### DATA SUPPLIED

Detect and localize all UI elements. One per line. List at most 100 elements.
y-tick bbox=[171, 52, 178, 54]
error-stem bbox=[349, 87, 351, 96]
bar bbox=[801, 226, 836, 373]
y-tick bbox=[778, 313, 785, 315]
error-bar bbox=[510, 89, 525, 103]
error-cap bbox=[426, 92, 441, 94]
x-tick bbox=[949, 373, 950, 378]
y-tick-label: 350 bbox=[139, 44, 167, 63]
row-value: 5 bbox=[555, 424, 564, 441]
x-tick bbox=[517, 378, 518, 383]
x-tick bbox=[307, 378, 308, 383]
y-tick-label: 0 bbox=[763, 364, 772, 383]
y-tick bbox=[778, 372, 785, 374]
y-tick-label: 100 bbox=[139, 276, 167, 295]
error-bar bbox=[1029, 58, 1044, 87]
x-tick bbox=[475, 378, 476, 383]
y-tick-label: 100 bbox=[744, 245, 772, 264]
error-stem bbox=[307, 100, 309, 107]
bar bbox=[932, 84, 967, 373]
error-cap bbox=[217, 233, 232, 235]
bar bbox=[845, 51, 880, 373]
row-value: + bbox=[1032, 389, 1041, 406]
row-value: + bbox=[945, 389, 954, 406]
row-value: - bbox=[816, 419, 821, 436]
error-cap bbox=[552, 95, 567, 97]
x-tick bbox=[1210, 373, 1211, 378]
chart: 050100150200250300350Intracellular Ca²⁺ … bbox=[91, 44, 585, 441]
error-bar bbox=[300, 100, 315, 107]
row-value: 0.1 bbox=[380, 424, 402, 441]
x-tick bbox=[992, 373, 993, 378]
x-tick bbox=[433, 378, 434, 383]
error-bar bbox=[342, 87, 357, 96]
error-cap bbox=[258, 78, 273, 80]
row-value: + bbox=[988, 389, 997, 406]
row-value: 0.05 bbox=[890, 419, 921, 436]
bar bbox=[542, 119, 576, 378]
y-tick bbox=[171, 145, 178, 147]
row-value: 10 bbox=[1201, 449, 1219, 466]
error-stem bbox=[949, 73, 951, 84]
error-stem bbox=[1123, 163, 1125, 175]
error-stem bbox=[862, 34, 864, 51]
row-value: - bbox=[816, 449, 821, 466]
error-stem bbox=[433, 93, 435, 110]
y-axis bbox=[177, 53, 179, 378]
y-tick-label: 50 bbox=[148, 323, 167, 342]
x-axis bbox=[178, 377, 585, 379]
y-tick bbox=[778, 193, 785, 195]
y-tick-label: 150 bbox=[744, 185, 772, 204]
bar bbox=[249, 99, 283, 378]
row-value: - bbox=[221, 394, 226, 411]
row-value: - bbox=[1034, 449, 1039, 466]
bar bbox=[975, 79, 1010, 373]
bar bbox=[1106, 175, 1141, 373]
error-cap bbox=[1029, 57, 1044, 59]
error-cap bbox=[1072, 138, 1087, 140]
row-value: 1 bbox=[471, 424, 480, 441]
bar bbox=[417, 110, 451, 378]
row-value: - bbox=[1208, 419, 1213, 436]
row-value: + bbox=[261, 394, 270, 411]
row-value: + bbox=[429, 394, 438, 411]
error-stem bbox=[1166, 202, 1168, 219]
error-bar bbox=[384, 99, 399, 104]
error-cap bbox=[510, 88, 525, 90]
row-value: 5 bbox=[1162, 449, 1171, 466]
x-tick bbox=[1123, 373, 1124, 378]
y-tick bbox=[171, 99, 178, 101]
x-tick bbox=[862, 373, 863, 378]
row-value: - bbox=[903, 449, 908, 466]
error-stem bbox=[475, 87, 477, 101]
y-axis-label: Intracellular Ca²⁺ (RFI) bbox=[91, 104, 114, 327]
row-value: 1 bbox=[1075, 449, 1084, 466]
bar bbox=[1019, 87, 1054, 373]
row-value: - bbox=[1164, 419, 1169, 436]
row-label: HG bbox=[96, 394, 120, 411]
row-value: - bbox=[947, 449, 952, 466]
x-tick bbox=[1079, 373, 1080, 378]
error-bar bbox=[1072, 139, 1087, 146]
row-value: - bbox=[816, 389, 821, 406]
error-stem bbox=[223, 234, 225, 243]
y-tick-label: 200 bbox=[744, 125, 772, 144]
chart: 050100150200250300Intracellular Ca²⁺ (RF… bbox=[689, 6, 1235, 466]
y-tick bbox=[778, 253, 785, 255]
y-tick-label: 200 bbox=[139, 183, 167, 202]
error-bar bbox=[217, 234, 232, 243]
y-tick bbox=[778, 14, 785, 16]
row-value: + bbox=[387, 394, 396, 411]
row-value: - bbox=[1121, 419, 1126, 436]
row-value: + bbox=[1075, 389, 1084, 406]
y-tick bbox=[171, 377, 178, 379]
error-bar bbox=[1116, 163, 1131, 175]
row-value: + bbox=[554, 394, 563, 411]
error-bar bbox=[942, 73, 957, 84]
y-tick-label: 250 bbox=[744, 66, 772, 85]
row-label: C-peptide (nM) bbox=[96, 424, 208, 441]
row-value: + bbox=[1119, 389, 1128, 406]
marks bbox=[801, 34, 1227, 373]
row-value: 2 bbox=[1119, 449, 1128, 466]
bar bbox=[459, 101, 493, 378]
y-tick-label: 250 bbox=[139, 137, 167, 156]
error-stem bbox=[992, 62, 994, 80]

######

> **THE PROBLEM**
Return the material in its entirety, word for word.

> **ANSWER FOR THIS EXERCISE**
Detect and localize all UI elements. One per line. List at most 100 elements.
y-tick bbox=[171, 52, 178, 54]
error-stem bbox=[349, 87, 351, 96]
bar bbox=[801, 226, 836, 373]
y-tick bbox=[778, 313, 785, 315]
error-bar bbox=[510, 89, 525, 103]
error-cap bbox=[426, 92, 441, 94]
x-tick bbox=[949, 373, 950, 378]
y-tick-label: 350 bbox=[139, 44, 167, 63]
row-value: 5 bbox=[555, 424, 564, 441]
x-tick bbox=[517, 378, 518, 383]
x-tick bbox=[307, 378, 308, 383]
y-tick-label: 0 bbox=[763, 364, 772, 383]
y-tick bbox=[778, 372, 785, 374]
y-tick-label: 100 bbox=[139, 276, 167, 295]
error-bar bbox=[1029, 58, 1044, 87]
x-tick bbox=[475, 378, 476, 383]
y-tick-label: 100 bbox=[744, 245, 772, 264]
error-stem bbox=[307, 100, 309, 107]
bar bbox=[932, 84, 967, 373]
error-cap bbox=[217, 233, 232, 235]
bar bbox=[845, 51, 880, 373]
row-value: + bbox=[1032, 389, 1041, 406]
row-value: + bbox=[945, 389, 954, 406]
row-value: - bbox=[816, 419, 821, 436]
error-cap bbox=[552, 95, 567, 97]
x-tick bbox=[1210, 373, 1211, 378]
chart: 050100150200250300350Intracellular Ca²⁺ … bbox=[91, 44, 585, 441]
error-bar bbox=[300, 100, 315, 107]
row-value: 0.1 bbox=[380, 424, 402, 441]
x-tick bbox=[992, 373, 993, 378]
x-tick bbox=[433, 378, 434, 383]
error-bar bbox=[342, 87, 357, 96]
error-cap bbox=[258, 78, 273, 80]
row-value: + bbox=[988, 389, 997, 406]
row-value: 0.05 bbox=[890, 419, 921, 436]
bar bbox=[542, 119, 576, 378]
y-tick bbox=[171, 145, 178, 147]
row-value: 10 bbox=[1201, 449, 1219, 466]
error-stem bbox=[949, 73, 951, 84]
error-stem bbox=[1123, 163, 1125, 175]
error-stem bbox=[862, 34, 864, 51]
row-value: - bbox=[816, 449, 821, 466]
error-stem bbox=[433, 93, 435, 110]
y-axis bbox=[177, 53, 179, 378]
y-tick-label: 50 bbox=[148, 323, 167, 342]
x-axis bbox=[178, 377, 585, 379]
y-tick bbox=[778, 193, 785, 195]
y-tick-label: 150 bbox=[744, 185, 772, 204]
bar bbox=[249, 99, 283, 378]
row-value: - bbox=[221, 394, 226, 411]
row-value: - bbox=[1034, 449, 1039, 466]
bar bbox=[975, 79, 1010, 373]
bar bbox=[1106, 175, 1141, 373]
error-cap bbox=[1029, 57, 1044, 59]
error-cap bbox=[1072, 138, 1087, 140]
row-value: 1 bbox=[471, 424, 480, 441]
bar bbox=[417, 110, 451, 378]
row-value: - bbox=[1208, 419, 1213, 436]
row-value: + bbox=[261, 394, 270, 411]
row-value: + bbox=[429, 394, 438, 411]
error-stem bbox=[1166, 202, 1168, 219]
error-bar bbox=[384, 99, 399, 104]
error-cap bbox=[510, 88, 525, 90]
row-value: 5 bbox=[1162, 449, 1171, 466]
x-tick bbox=[1123, 373, 1124, 378]
y-tick bbox=[171, 99, 178, 101]
x-tick bbox=[862, 373, 863, 378]
row-value: - bbox=[903, 449, 908, 466]
error-stem bbox=[475, 87, 477, 101]
y-axis-label: Intracellular Ca²⁺ (RFI) bbox=[91, 104, 114, 327]
row-value: 1 bbox=[1075, 449, 1084, 466]
bar bbox=[1019, 87, 1054, 373]
row-value: - bbox=[1164, 419, 1169, 436]
row-label: HG bbox=[96, 394, 120, 411]
row-value: - bbox=[947, 449, 952, 466]
x-tick bbox=[1079, 373, 1080, 378]
error-bar bbox=[1072, 139, 1087, 146]
row-value: - bbox=[816, 389, 821, 406]
error-stem bbox=[223, 234, 225, 243]
y-tick-label: 200 bbox=[744, 125, 772, 144]
chart: 050100150200250300Intracellular Ca²⁺ (RF… bbox=[689, 6, 1235, 466]
y-tick bbox=[778, 253, 785, 255]
y-tick-label: 200 bbox=[139, 183, 167, 202]
error-bar bbox=[217, 234, 232, 243]
y-tick bbox=[778, 14, 785, 16]
row-value: + bbox=[387, 394, 396, 411]
row-value: - bbox=[1121, 419, 1126, 436]
row-value: + bbox=[1075, 389, 1084, 406]
y-tick bbox=[171, 377, 178, 379]
error-bar bbox=[1116, 163, 1131, 175]
row-value: + bbox=[554, 394, 563, 411]
error-bar bbox=[942, 73, 957, 84]
y-tick-label: 250 bbox=[744, 66, 772, 85]
row-label: C-peptide (nM) bbox=[96, 424, 208, 441]
row-value: + bbox=[1119, 389, 1128, 406]
marks bbox=[801, 34, 1227, 373]
row-value: 2 bbox=[1119, 449, 1128, 466]
bar bbox=[459, 101, 493, 378]
y-tick-label: 250 bbox=[139, 137, 167, 156]
error-stem bbox=[992, 62, 994, 80]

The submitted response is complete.